Exercise instructions:
1) According to the C++ function call bugs text, how are arrays passed as arguments?
2) Repeat word for word the passage from the C++ function call bugs text, starting at "All class objects" and ending at "the & symbol).".

Text passage:
····················

Aussie AI
C++ Function Call Bugs
-
Bonus Material for "Generative AI in C++"
-
by David Spuler, Ph.D.
Function Call Bugs
Objects pass by value, arrays by reference
Parameter passing can be very confusing in C++. Simple variable types like int or float are passed by value, meaning that when a function is called, the arguments are copied and these copies are used inside the function. The original arguments cannot be changed within the function, and thus, the values of variables passed as arguments to a function cannot be changed by the function.
All class objects or struct variables follow the same pass-by-value semantics. You cannot change a passed-in object from inside the function, unless you explicitly use "reference parameters" (i.e. add the & symbol).
Arrays are different, and are passed by reference instead, which confuses novices. When arrays are passed as arguments, the elements of an array can be changed inside the function.

····················

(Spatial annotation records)
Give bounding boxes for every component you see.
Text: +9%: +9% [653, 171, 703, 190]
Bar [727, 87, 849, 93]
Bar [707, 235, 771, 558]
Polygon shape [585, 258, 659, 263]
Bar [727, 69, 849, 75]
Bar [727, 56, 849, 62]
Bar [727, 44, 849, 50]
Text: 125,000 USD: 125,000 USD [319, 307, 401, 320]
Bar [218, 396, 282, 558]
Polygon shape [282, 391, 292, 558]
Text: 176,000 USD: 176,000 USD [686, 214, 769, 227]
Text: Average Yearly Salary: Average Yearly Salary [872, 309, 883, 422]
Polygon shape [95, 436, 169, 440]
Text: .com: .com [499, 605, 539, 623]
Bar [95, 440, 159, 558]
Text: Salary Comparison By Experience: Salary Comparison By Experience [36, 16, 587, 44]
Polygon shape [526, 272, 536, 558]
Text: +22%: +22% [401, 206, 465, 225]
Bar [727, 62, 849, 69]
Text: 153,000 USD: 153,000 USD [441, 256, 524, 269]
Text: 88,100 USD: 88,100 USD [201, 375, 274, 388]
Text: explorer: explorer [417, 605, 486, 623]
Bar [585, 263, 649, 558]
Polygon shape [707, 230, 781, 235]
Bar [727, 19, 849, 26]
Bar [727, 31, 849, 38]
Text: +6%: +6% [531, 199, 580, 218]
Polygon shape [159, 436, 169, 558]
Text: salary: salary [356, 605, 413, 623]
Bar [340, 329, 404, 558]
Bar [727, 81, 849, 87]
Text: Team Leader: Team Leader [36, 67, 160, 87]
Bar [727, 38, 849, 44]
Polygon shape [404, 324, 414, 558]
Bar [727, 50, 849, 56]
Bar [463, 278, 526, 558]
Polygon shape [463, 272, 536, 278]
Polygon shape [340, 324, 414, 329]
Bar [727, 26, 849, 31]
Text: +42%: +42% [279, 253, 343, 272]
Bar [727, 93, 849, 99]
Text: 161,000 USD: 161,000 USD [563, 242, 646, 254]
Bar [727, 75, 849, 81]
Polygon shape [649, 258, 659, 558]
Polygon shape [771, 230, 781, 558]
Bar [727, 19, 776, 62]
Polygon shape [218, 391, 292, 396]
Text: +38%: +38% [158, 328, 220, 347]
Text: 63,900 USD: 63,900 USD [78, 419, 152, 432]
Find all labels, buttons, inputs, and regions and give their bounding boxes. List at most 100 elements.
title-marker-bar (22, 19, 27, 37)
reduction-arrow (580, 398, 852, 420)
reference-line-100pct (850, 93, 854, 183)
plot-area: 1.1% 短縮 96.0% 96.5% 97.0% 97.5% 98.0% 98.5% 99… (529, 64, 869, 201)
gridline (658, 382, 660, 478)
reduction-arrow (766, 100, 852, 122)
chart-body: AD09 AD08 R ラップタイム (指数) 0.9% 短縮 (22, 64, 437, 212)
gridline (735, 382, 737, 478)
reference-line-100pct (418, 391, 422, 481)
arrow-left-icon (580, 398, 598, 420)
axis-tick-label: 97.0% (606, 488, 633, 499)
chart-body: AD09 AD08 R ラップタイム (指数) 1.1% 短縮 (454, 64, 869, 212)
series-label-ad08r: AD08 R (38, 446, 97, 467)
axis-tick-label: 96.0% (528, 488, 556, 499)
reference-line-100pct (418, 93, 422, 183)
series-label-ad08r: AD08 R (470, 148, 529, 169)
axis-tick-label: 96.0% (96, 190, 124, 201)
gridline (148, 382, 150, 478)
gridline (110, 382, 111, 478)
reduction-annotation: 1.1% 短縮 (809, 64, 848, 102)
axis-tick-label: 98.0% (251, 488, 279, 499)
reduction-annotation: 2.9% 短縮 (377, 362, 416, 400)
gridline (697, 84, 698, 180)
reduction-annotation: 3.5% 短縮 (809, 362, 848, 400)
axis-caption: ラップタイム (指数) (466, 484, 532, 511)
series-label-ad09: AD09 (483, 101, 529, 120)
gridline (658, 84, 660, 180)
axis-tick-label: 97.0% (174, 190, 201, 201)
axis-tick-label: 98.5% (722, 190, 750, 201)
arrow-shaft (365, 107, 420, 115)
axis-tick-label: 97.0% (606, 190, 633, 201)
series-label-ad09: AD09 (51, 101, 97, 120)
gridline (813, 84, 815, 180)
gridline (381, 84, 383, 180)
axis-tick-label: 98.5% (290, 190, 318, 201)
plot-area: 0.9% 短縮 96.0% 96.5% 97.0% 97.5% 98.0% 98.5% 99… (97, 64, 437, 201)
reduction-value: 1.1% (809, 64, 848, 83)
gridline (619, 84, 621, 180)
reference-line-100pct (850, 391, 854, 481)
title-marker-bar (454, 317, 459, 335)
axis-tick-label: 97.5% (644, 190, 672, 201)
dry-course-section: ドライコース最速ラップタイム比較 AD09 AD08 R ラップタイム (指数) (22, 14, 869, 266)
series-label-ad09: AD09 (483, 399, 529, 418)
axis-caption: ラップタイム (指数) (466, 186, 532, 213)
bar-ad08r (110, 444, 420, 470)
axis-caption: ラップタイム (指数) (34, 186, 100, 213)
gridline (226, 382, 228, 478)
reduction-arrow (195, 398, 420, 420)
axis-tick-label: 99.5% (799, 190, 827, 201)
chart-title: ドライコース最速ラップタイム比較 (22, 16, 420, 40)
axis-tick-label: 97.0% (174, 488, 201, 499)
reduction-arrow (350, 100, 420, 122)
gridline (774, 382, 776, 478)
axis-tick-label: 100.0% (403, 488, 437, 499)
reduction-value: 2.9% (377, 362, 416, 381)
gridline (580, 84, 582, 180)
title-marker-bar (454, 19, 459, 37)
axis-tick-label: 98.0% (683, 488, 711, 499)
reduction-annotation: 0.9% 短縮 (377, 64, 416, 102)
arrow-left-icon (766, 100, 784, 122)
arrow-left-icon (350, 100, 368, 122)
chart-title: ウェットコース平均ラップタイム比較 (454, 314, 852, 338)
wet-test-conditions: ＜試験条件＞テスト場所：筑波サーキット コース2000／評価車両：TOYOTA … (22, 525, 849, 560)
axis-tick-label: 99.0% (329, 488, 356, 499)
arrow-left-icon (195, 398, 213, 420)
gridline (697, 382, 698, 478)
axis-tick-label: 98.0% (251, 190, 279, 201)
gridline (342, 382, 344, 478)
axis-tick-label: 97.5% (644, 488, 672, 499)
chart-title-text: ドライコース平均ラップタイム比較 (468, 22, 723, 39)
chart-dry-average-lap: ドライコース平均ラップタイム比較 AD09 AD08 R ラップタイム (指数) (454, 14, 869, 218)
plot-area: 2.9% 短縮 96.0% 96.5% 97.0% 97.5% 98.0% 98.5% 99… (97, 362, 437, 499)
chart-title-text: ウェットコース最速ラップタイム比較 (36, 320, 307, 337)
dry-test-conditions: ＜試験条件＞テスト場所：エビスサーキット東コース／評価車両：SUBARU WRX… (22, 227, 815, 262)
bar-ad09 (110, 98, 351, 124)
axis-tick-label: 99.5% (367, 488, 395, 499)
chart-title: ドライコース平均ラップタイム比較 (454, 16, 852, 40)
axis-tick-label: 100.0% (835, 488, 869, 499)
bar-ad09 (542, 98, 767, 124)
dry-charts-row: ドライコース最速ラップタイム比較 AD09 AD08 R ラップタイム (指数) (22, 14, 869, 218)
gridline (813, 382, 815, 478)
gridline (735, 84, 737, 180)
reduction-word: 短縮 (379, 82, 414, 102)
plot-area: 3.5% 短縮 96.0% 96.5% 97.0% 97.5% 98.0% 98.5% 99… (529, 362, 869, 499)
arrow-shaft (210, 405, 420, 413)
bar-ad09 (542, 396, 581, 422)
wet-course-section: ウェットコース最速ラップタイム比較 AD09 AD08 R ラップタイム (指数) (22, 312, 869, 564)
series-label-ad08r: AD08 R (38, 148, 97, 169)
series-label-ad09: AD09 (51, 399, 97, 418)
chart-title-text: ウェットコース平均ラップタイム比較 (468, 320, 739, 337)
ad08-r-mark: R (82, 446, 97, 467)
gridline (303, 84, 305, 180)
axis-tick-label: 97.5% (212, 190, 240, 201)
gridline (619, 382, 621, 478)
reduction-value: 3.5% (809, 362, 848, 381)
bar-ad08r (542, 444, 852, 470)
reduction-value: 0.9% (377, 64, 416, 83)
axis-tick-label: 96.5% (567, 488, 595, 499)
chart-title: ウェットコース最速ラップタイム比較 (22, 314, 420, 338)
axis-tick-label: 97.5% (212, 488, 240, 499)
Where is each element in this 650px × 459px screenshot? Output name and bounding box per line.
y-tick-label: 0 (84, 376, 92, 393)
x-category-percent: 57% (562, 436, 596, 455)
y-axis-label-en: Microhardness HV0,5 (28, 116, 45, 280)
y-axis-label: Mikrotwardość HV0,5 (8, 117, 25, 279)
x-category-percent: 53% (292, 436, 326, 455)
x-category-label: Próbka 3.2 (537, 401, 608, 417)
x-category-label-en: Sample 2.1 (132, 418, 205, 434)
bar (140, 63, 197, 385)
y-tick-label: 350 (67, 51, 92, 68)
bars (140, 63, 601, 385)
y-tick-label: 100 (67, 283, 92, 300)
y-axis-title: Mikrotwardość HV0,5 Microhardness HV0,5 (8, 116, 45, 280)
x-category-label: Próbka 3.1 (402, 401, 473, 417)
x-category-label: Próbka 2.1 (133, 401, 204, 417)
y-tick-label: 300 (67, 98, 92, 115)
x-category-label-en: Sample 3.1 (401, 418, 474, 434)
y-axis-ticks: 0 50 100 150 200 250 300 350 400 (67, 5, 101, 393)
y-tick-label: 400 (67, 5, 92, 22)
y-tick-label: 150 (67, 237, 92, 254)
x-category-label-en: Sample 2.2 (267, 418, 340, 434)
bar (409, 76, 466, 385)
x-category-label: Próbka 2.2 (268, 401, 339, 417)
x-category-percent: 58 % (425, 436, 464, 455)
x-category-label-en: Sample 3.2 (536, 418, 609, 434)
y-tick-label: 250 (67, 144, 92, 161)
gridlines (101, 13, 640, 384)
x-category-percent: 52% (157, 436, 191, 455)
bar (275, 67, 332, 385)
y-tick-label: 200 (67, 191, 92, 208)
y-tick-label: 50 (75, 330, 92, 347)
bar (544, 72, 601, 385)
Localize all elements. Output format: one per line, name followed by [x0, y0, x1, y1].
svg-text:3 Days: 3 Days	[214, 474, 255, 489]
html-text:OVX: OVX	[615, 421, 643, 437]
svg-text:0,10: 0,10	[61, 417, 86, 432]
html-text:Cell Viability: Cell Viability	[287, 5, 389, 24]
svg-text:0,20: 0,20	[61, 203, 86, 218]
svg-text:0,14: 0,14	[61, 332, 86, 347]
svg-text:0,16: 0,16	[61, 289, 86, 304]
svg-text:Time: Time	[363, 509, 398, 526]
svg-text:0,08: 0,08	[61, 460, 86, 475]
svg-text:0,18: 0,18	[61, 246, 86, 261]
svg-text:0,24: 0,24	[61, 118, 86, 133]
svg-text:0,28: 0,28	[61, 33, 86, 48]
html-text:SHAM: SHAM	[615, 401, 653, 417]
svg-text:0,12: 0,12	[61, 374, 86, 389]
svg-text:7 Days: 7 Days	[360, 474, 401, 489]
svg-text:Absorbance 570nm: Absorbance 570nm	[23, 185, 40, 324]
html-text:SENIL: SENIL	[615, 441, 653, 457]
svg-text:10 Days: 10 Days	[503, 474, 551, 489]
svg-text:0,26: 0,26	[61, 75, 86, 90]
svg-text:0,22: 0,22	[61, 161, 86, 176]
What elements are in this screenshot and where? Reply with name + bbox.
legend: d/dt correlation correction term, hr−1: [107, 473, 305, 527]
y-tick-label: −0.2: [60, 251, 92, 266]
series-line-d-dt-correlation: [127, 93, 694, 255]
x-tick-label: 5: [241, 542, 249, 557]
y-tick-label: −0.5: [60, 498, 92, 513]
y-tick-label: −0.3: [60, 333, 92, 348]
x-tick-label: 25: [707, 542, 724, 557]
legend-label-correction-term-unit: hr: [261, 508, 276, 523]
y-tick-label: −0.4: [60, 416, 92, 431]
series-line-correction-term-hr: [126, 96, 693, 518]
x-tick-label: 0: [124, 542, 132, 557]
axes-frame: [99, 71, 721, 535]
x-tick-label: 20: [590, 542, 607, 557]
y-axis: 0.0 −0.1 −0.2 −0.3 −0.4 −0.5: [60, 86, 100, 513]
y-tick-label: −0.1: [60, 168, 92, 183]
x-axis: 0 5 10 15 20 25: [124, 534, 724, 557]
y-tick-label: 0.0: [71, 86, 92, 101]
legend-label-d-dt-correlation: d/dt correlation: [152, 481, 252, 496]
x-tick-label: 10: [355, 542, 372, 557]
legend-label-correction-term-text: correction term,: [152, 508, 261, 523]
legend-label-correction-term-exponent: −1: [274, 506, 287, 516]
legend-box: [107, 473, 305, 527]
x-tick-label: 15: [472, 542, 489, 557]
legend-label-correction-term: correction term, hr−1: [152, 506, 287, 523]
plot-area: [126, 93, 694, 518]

····················

Solutions to each task:
1) By reference.

2)
All class objects or struct variables follow the same pass-by-value semantics. You cannot change a passed-in object from inside the function, unless you explicitly use "reference parameters" (i.e. add the & symbol).